Short exercise 1:
Can you repeat the records word for word, from their first line up to and including the line that contains "legend-label-simulated: Simulated data"?

Text excerpt:
----

Scalia used the phrase Wednesday to impugn Nelson under what he described as the Constitution’s prohibition of “venality,” or susceptibility to bribes, and to question whether the entire healthcare law would become null without its central provision — the individual mandate to buy health insurance.
“[I]f we struck down nothing in this legislation but the … ‘Cornhusker Kickback,’ OK? We find that to violate the constitutional proscription of venality, OK?” Scalia said, eliciting chuckles from the audience.
“When we strike [the ‘Cornhusker Kickback’] down, it’s clear that Congress would not have passed [the bill] without that. It was the means of getting the last necessary vote in the Senate.
“And you are telling us that the whole statute would fall because the ‘Cornhusker Kickback’ is bad? That can’t be right,” he said.
Paul Clement, an attorney arguing against the healthcare law, answered that the law could indeed fall in that case because “it’s congressional intent that governs.”
According to the Washington Examiner, Clement went on to make a parallel argument — that without the individual mandate, the entire law would fall because it never would have passed without that provision.
The Justices seemed divided during Wednesday’s arguments over whether to strike down the entire healthcare law if they find that its individual mandate is unconstitutional.
The court’s conservative members, including possible swing vote Justice Anthony Kennedy, leaned toward invalidating the whole law, while the liberal justices said the court should leave it to Congress to determine how much of the law depends on the mandate.

----

Short exercise 2:
In the excerpt on the healthcare law arguments, which provision did Scalia call the means of getting the last necessary vote in the Senate?

(Region boundary data)
----

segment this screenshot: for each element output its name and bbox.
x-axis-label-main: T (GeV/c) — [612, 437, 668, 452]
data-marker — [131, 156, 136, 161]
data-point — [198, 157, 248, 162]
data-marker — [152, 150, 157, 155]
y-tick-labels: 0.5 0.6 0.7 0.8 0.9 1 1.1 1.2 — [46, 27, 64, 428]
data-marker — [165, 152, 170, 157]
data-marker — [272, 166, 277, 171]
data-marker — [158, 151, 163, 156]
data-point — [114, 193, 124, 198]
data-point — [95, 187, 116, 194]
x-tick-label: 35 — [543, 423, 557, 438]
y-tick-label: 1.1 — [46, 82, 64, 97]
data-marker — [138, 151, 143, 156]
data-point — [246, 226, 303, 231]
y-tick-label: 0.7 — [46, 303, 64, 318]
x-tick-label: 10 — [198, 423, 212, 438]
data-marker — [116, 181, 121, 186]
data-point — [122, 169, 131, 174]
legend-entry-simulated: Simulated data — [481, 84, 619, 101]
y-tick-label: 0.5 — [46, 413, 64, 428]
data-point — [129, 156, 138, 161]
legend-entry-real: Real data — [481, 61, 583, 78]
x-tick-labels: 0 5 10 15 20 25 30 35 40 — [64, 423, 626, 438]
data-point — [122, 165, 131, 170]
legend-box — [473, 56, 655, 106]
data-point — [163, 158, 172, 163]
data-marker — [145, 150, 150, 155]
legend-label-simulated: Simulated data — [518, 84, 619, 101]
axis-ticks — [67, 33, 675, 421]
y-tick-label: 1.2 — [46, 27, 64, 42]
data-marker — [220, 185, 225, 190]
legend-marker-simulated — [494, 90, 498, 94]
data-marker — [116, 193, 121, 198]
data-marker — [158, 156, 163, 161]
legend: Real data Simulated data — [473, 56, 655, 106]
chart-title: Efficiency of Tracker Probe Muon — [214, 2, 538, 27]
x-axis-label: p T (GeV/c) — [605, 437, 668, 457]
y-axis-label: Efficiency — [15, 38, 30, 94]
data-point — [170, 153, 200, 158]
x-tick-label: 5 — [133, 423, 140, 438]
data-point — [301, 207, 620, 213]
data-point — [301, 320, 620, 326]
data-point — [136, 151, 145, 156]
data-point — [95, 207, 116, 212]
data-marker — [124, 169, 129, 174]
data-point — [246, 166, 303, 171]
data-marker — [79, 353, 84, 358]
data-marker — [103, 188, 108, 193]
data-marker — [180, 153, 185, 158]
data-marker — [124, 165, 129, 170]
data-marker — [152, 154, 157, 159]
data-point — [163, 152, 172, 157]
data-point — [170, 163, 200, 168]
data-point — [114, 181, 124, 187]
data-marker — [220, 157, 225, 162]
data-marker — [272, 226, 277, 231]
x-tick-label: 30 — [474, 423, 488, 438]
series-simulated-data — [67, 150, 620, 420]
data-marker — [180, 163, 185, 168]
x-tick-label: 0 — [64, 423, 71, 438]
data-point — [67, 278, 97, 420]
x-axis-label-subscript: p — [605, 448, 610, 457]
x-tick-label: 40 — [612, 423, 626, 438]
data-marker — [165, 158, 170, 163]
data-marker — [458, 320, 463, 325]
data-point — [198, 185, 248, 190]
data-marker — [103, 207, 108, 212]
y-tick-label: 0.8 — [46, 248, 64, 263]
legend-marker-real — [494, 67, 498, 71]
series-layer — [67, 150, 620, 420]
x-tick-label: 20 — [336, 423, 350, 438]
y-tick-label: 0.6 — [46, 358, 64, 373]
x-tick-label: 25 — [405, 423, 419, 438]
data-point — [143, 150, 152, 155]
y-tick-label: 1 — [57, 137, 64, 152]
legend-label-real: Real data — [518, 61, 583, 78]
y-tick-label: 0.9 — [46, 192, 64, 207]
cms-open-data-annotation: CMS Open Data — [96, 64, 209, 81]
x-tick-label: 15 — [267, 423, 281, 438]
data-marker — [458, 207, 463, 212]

----

Full response 1:
segment this screenshot: for each element output its name and bbox.
x-axis-label-main: T (GeV/c) — [612, 437, 668, 452]
data-marker — [131, 156, 136, 161]
data-point — [198, 157, 248, 162]
data-marker — [152, 150, 157, 155]
y-tick-labels: 0.5 0.6 0.7 0.8 0.9 1 1.1 1.2 — [46, 27, 64, 428]
data-marker — [165, 152, 170, 157]
data-marker — [272, 166, 277, 171]
data-marker — [158, 151, 163, 156]
data-point — [114, 193, 124, 198]
data-point — [95, 187, 116, 194]
x-tick-label: 35 — [543, 423, 557, 438]
y-tick-label: 1.1 — [46, 82, 64, 97]
data-marker — [138, 151, 143, 156]
data-point — [246, 226, 303, 231]
y-tick-label: 0.7 — [46, 303, 64, 318]
x-tick-label: 10 — [198, 423, 212, 438]
data-marker — [116, 181, 121, 186]
data-point — [122, 169, 131, 174]
legend-entry-simulated: Simulated data — [481, 84, 619, 101]
y-tick-label: 0.5 — [46, 413, 64, 428]
data-point — [129, 156, 138, 161]
legend-entry-real: Real data — [481, 61, 583, 78]
x-tick-labels: 0 5 10 15 20 25 30 35 40 — [64, 423, 626, 438]
data-point — [122, 165, 131, 170]
legend-box — [473, 56, 655, 106]
data-point — [163, 158, 172, 163]
data-marker — [145, 150, 150, 155]
legend-label-simulated: Simulated data — [518, 84, 619, 101]

Full response 2:
The "Cornhusker Kickback."